— start DATA EXCERPTS —

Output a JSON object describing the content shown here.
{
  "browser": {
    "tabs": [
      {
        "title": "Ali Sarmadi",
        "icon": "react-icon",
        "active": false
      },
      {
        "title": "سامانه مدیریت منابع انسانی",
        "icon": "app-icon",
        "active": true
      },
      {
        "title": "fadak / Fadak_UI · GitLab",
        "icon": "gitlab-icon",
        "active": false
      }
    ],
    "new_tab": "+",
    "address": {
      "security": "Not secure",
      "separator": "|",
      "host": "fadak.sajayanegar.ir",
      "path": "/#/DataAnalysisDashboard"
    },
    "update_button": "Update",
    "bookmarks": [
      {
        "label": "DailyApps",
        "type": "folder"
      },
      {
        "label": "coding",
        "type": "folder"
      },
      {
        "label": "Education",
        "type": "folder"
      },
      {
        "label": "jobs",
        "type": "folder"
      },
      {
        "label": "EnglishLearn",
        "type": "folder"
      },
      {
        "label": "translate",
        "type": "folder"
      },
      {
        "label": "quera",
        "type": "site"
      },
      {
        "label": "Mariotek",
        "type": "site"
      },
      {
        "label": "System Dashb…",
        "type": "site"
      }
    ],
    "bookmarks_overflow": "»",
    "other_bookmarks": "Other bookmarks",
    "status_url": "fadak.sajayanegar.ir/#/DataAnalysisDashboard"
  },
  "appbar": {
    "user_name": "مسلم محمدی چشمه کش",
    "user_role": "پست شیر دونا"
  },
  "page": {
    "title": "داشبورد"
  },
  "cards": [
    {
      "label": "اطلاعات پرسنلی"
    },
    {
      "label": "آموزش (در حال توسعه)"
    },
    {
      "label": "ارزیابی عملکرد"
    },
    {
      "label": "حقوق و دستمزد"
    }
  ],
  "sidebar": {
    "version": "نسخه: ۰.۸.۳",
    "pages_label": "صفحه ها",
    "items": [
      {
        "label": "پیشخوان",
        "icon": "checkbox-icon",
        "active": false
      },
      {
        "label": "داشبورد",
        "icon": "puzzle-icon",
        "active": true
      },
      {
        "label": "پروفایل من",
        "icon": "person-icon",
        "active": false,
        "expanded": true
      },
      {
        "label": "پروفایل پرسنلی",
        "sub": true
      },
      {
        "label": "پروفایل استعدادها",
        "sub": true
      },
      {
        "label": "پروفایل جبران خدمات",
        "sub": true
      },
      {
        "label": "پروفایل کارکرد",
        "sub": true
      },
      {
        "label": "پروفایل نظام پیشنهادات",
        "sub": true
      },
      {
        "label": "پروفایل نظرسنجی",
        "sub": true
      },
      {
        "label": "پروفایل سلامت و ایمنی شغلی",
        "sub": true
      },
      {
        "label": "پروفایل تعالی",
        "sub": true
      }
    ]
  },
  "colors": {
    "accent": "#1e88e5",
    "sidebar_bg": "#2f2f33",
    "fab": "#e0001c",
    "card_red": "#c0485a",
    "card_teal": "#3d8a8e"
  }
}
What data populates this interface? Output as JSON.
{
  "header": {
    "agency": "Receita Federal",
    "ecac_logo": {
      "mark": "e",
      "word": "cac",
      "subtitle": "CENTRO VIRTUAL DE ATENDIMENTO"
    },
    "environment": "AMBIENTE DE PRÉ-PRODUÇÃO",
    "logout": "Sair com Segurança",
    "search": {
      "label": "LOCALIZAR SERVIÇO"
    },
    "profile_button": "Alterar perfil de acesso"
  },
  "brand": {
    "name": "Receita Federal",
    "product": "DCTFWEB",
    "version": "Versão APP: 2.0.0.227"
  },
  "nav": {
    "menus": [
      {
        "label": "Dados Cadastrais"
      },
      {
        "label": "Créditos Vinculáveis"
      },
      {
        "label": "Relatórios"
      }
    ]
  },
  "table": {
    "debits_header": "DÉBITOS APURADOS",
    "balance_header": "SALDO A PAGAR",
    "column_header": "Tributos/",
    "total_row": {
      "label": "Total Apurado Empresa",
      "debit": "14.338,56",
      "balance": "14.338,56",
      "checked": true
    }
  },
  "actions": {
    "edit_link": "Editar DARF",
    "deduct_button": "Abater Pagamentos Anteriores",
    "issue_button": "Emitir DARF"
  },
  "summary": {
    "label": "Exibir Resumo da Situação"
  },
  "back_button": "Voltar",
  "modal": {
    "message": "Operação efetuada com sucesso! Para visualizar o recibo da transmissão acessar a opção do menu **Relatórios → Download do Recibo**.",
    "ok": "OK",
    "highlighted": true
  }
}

— end DATA EXCERPTS —

Scan the data for the word "پرسنلی" and copy every line where it shows up.

      "label": "اطلاعات پرسنلی"
        "label": "پروفایل پرسنلی",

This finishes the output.